# [Records for this task]

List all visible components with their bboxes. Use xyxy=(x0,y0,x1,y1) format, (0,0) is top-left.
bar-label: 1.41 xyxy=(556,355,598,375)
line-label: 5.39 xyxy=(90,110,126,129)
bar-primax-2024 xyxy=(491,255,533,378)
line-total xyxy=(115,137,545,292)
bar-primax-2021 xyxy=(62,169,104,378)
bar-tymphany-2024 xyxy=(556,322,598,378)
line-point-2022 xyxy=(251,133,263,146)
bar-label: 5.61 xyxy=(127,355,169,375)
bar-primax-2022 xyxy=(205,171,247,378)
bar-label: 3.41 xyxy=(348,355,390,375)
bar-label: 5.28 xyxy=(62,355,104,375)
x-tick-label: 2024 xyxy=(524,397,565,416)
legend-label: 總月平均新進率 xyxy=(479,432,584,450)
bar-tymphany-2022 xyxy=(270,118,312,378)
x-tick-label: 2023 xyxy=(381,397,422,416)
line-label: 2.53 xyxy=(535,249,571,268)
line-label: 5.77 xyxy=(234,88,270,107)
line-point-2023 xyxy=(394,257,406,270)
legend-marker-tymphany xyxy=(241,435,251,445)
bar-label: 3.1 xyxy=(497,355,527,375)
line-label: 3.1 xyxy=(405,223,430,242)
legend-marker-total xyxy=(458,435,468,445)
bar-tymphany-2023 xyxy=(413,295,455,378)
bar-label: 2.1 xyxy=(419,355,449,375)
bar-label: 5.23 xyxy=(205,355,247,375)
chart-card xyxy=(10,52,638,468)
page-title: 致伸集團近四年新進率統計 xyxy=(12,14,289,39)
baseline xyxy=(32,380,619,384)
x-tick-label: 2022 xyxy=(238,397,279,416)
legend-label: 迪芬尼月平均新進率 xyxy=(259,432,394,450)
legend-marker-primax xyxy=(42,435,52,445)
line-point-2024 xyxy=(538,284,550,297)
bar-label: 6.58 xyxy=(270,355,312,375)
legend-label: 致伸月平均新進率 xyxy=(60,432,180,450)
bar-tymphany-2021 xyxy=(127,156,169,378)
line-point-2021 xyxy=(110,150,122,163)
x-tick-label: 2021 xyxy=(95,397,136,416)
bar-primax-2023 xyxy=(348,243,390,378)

# [Requirements]
Reproduce every entry above word for word, changing nothing.

# [Answer to the task]
List all visible components with their bboxes. Use xyxy=(x0,y0,x1,y1) format, (0,0) is top-left.
bar-label: 1.41 xyxy=(556,355,598,375)
line-label: 5.39 xyxy=(90,110,126,129)
bar-primax-2024 xyxy=(491,255,533,378)
line-total xyxy=(115,137,545,292)
bar-primax-2021 xyxy=(62,169,104,378)
bar-tymphany-2024 xyxy=(556,322,598,378)
line-point-2022 xyxy=(251,133,263,146)
bar-label: 5.61 xyxy=(127,355,169,375)
bar-primax-2022 xyxy=(205,171,247,378)
bar-label: 3.41 xyxy=(348,355,390,375)
bar-label: 5.28 xyxy=(62,355,104,375)
x-tick-label: 2024 xyxy=(524,397,565,416)
legend-label: 總月平均新進率 xyxy=(479,432,584,450)
bar-tymphany-2022 xyxy=(270,118,312,378)
x-tick-label: 2023 xyxy=(381,397,422,416)
line-label: 2.53 xyxy=(535,249,571,268)
line-label: 5.77 xyxy=(234,88,270,107)
line-point-2023 xyxy=(394,257,406,270)
legend-marker-tymphany xyxy=(241,435,251,445)
bar-label: 3.1 xyxy=(497,355,527,375)
line-label: 3.1 xyxy=(405,223,430,242)
legend-marker-total xyxy=(458,435,468,445)
bar-tymphany-2023 xyxy=(413,295,455,378)
bar-label: 2.1 xyxy=(419,355,449,375)
bar-label: 5.23 xyxy=(205,355,247,375)
chart-card xyxy=(10,52,638,468)
page-title: 致伸集團近四年新進率統計 xyxy=(12,14,289,39)
baseline xyxy=(32,380,619,384)
x-tick-label: 2022 xyxy=(238,397,279,416)
legend-label: 迪芬尼月平均新進率 xyxy=(259,432,394,450)
legend-marker-primax xyxy=(42,435,52,445)
line-point-2024 xyxy=(538,284,550,297)
bar-label: 6.58 xyxy=(270,355,312,375)
legend-label: 致伸月平均新進率 xyxy=(60,432,180,450)
bar-tymphany-2021 xyxy=(127,156,169,378)
line-point-2021 xyxy=(110,150,122,163)
x-tick-label: 2021 xyxy=(95,397,136,416)
bar-primax-2023 xyxy=(348,243,390,378)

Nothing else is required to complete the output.